> [Information supplied]
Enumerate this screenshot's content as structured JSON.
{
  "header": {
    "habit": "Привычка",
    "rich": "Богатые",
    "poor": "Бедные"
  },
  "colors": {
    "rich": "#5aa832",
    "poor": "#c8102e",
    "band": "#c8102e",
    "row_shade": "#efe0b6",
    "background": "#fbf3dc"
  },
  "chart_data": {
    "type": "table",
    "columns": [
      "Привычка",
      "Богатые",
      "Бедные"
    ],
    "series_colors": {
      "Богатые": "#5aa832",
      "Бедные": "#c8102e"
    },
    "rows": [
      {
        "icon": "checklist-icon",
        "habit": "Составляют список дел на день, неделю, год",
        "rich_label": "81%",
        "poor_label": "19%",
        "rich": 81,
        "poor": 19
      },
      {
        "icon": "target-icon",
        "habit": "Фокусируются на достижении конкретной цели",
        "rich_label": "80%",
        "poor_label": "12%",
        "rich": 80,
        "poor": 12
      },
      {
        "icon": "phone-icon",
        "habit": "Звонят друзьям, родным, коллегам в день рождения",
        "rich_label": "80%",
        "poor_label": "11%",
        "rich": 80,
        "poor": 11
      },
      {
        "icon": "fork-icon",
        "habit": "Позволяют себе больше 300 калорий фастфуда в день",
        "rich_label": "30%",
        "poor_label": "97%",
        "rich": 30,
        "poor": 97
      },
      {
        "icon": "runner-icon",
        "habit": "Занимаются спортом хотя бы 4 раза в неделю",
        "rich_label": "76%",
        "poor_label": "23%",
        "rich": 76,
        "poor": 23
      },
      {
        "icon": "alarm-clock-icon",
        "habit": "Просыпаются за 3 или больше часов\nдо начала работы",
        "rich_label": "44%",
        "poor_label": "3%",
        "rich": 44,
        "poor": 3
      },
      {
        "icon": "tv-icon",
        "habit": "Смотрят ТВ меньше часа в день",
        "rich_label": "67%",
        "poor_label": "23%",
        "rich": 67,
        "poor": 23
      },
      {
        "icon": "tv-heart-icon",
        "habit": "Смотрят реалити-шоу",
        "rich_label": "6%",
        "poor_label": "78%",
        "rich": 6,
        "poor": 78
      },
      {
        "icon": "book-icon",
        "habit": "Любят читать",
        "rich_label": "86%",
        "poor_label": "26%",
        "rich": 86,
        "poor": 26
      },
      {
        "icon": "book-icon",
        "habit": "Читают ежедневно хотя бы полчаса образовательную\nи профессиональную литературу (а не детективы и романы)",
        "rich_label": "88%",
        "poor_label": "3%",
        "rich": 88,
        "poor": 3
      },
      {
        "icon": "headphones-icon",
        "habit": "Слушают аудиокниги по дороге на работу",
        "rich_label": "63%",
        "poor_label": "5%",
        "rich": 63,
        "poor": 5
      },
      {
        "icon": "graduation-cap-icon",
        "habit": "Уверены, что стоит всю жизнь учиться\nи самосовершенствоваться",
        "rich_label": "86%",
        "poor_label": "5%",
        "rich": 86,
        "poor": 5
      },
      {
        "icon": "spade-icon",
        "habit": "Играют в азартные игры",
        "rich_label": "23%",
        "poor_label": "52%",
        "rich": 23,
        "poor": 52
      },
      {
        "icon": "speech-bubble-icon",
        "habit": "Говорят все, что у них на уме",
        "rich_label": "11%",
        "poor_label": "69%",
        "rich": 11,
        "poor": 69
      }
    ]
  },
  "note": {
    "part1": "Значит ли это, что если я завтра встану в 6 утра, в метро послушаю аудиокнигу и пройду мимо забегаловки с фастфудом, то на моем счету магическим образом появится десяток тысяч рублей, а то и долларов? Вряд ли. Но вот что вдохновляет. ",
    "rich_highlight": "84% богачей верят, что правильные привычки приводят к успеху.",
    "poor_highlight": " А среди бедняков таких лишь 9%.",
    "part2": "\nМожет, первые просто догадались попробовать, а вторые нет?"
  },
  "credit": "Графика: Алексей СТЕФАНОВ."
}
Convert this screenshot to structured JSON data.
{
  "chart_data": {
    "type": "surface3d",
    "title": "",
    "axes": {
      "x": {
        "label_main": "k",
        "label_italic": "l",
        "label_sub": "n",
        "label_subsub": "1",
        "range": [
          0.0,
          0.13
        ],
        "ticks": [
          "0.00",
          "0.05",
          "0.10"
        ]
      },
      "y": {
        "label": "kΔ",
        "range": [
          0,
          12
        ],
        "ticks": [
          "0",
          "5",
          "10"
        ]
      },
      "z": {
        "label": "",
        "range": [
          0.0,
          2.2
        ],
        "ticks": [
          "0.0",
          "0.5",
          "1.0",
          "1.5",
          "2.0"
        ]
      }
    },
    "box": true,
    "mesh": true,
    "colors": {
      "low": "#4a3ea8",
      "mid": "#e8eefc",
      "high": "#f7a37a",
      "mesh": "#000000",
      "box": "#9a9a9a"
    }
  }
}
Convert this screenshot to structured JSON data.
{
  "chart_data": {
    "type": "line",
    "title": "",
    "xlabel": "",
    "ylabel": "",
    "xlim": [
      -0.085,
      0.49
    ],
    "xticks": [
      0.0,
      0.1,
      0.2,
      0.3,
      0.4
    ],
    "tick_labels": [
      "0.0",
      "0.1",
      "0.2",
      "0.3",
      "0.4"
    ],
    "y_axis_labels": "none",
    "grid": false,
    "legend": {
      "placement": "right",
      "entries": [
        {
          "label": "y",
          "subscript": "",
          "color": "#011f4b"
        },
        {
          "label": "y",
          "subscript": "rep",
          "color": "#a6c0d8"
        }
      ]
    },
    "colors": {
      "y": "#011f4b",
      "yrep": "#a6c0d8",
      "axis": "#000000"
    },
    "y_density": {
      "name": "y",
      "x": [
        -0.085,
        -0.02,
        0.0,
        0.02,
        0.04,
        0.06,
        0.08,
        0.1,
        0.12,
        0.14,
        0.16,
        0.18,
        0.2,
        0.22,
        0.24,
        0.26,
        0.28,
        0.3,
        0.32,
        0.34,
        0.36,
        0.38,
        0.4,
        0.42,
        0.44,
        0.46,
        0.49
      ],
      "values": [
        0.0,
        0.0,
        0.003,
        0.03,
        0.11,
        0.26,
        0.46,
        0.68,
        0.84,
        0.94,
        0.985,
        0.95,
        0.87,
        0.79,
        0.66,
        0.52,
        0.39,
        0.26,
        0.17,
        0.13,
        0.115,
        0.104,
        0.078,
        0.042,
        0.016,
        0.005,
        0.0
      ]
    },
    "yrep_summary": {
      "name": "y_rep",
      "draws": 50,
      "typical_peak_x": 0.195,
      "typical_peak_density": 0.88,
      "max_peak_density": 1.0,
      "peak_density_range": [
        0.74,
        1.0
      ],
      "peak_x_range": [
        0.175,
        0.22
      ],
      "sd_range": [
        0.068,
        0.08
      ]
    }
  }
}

> [Task instructions]
Copy every line of the entries above in which "больше" occurs.

> [Complete response]
        "habit": "Позволяют себе больше 300 калорий фастфуда в день",
        "habit": "Просыпаются за 3 или больше часов\nдо начала работы",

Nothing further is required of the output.